# Aim of the exercise
In the records that follow, locate every line with "this" and extract it.

Extracted data entries:

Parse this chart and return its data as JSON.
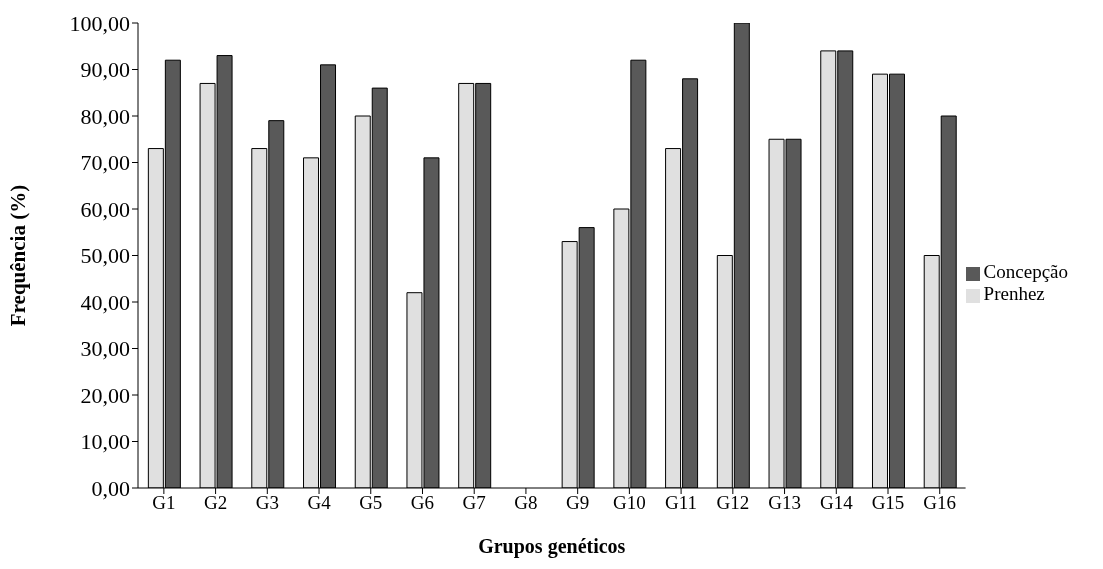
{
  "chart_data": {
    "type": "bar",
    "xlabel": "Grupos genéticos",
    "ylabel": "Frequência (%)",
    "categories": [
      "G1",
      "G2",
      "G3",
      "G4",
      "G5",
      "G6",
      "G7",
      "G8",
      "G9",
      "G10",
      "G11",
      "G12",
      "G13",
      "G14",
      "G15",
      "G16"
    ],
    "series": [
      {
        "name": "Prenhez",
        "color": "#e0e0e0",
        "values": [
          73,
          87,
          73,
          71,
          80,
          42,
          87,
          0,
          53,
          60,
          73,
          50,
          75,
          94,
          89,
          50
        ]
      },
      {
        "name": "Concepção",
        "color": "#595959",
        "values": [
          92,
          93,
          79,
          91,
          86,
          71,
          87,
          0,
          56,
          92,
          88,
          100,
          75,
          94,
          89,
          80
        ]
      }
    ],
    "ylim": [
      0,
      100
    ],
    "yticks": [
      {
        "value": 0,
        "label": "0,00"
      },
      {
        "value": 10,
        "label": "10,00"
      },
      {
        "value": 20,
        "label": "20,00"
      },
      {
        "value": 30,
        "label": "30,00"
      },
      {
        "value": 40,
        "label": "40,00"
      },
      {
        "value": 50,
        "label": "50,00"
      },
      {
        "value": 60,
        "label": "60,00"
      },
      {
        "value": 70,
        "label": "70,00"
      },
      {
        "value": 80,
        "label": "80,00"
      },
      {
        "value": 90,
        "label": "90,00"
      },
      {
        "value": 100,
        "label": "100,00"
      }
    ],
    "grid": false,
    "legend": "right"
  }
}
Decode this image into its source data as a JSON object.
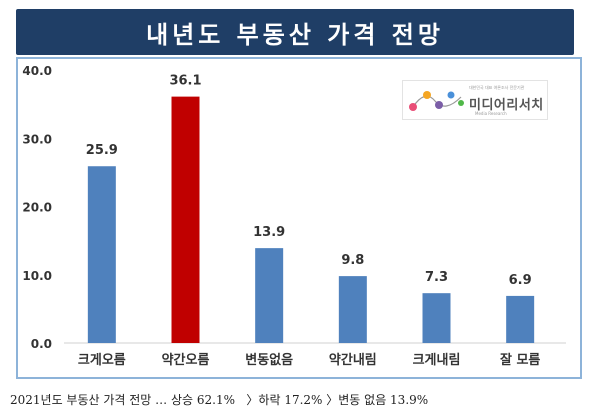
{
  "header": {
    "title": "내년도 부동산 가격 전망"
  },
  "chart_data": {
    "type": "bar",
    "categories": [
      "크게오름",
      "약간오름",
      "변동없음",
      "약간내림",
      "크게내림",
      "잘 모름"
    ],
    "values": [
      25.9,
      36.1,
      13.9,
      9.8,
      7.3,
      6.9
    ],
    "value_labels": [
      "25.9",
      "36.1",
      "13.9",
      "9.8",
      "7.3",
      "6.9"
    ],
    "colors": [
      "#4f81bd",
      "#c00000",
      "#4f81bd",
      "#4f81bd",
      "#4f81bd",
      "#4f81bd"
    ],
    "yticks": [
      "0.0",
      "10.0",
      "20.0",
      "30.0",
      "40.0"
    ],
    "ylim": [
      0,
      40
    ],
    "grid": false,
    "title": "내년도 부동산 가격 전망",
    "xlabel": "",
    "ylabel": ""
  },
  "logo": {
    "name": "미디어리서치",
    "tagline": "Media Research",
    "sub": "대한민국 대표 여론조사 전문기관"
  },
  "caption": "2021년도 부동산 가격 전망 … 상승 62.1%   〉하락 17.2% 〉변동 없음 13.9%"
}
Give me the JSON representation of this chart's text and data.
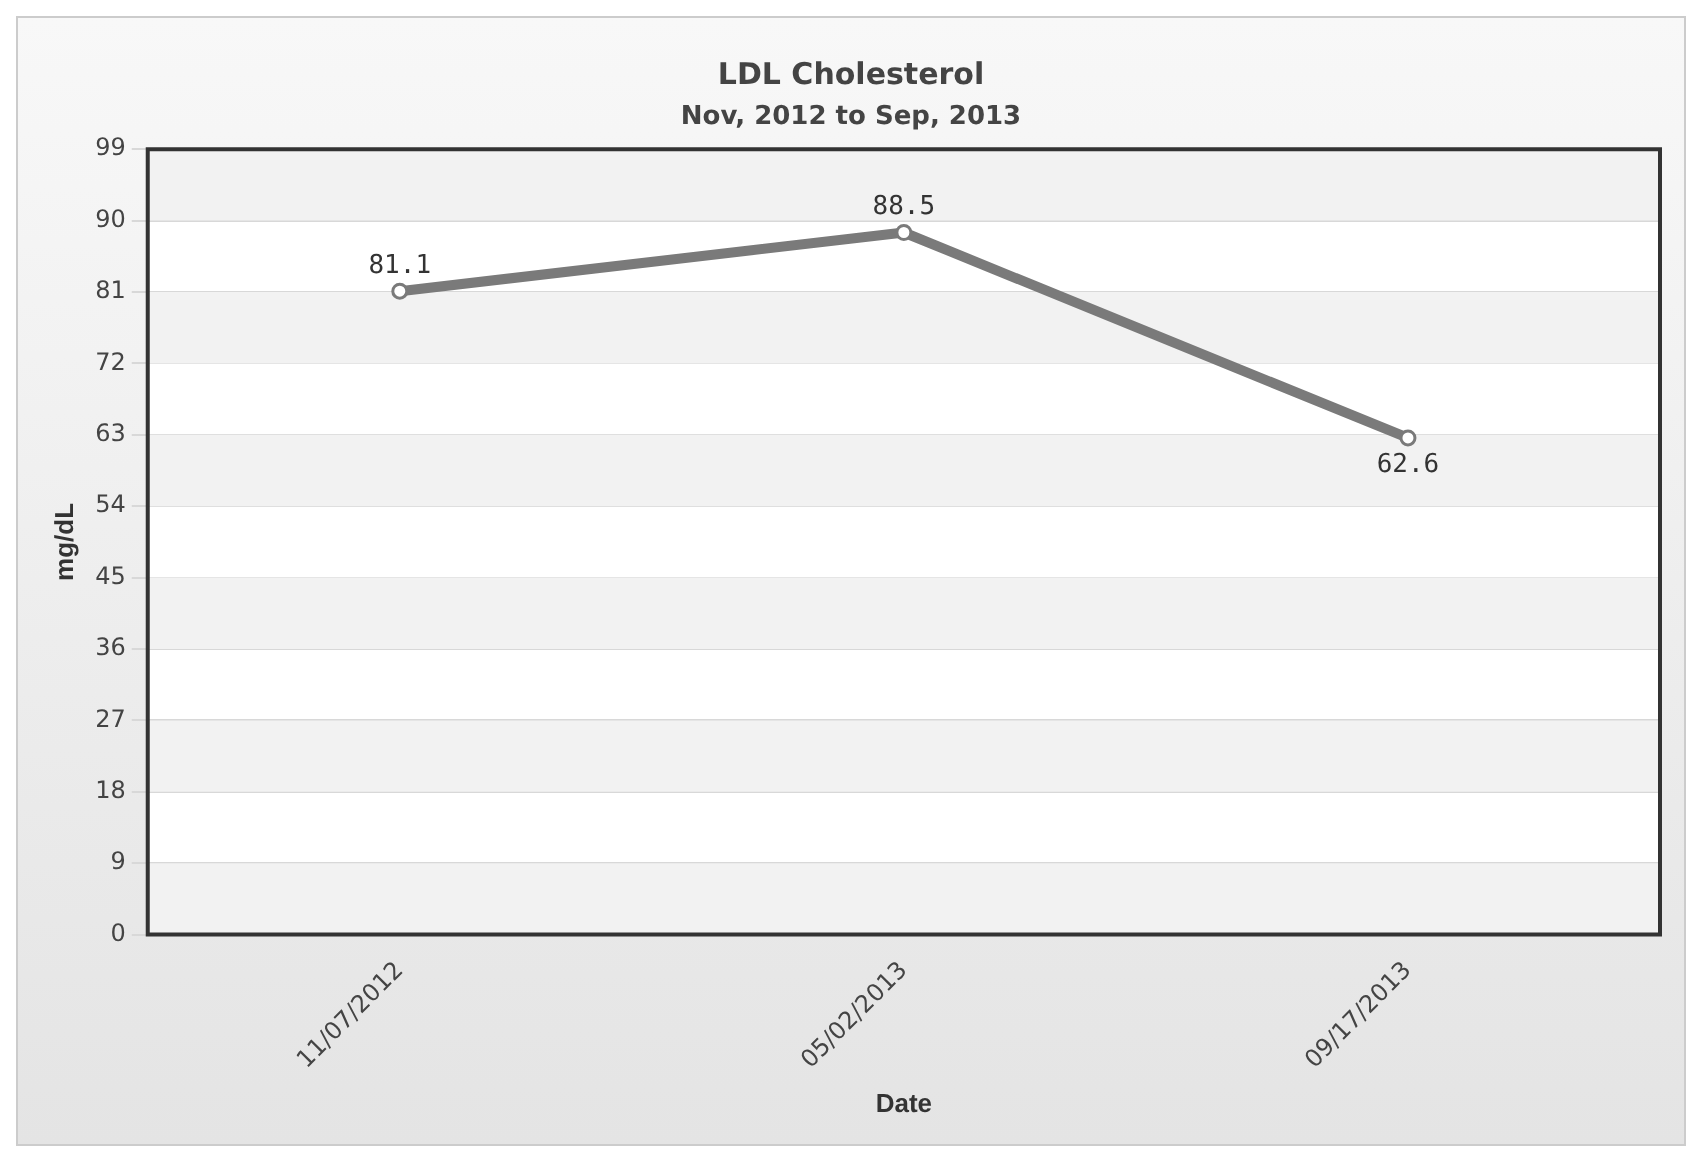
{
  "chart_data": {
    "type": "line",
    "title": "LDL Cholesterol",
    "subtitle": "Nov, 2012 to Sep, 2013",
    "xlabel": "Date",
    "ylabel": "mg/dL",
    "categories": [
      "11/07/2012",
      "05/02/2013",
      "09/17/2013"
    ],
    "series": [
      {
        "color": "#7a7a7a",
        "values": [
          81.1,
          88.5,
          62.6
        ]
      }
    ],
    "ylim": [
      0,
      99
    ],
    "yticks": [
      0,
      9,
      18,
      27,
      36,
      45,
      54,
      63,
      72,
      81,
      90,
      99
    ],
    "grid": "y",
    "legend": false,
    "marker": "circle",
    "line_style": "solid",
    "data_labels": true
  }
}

# Solution
Parse this chart and return its data as JSON.
Decode this image into its source data as a JSON object.
Give me the JSON representation of this chart's text and data.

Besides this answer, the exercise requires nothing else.